--- Job ---
Filter the records below, copying every line that contains the string "chart". Case counts.

--- Items from a dataset ---
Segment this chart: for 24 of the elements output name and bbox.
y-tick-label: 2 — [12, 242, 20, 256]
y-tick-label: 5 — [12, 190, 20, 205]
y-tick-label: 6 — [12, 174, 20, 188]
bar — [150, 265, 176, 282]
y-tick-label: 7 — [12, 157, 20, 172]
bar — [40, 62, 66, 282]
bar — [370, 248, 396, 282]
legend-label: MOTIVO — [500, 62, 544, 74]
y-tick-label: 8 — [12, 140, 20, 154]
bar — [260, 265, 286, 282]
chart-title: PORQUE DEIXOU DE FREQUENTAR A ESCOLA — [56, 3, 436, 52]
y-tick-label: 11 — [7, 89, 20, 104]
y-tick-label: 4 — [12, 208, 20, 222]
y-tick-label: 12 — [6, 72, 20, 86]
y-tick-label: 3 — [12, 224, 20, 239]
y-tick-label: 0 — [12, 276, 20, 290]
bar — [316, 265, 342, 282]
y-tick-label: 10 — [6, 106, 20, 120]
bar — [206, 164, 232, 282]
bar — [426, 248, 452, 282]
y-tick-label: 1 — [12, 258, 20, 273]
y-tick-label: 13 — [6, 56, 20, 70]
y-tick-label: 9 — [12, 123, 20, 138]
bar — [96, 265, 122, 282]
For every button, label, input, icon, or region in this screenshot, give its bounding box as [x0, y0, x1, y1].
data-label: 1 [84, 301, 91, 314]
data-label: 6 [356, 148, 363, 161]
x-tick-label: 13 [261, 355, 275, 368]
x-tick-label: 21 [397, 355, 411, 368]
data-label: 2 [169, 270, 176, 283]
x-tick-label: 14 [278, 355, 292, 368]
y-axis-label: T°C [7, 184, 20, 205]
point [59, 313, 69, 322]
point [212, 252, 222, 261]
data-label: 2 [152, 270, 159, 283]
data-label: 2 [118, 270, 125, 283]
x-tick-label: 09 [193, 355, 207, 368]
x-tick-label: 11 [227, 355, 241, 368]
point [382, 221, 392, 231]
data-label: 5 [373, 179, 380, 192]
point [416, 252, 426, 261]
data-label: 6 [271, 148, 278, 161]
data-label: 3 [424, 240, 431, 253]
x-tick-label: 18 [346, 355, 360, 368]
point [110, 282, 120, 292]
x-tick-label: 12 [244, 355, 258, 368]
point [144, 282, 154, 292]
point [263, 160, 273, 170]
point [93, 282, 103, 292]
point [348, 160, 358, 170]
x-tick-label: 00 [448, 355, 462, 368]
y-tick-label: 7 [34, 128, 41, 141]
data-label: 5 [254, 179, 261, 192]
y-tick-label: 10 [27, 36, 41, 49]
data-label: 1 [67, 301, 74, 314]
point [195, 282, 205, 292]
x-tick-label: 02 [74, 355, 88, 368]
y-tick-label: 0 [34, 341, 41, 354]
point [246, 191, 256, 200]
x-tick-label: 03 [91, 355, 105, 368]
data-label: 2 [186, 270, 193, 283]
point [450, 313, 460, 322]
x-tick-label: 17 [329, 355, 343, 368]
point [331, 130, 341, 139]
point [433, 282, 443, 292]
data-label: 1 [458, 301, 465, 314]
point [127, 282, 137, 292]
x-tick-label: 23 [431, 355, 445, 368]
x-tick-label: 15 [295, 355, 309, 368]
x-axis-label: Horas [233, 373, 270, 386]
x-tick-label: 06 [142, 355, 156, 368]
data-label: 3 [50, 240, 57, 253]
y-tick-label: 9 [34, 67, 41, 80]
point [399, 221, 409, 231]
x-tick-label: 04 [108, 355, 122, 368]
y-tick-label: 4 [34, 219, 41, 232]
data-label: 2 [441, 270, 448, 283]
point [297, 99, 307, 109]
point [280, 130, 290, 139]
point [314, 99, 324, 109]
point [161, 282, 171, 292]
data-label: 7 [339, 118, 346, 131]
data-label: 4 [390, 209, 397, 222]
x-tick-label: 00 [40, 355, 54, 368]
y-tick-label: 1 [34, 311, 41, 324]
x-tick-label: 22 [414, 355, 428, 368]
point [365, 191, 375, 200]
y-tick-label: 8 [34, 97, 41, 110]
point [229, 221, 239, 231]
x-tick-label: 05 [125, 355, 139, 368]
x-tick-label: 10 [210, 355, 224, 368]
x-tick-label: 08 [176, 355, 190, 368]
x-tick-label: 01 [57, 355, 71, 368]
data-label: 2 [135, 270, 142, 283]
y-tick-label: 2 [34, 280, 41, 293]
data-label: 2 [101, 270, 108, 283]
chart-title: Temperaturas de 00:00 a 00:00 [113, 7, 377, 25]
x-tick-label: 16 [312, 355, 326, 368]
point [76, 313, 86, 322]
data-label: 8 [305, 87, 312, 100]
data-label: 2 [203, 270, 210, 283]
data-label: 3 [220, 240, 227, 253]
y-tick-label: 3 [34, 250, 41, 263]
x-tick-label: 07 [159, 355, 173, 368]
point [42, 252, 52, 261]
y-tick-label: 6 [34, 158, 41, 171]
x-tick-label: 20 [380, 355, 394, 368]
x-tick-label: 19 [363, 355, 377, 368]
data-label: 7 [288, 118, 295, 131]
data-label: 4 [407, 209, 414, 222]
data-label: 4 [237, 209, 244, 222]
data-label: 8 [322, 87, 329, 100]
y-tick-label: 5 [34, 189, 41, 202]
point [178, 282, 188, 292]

--- Complete answer ---
Segment this chart: for 24 of the elements output name and bbox.
chart-title: PORQUE DEIXOU DE FREQUENTAR A ESCOLA — [56, 3, 436, 52]
chart-title: Temperaturas de 00:00 a 00:00 [113, 7, 377, 25]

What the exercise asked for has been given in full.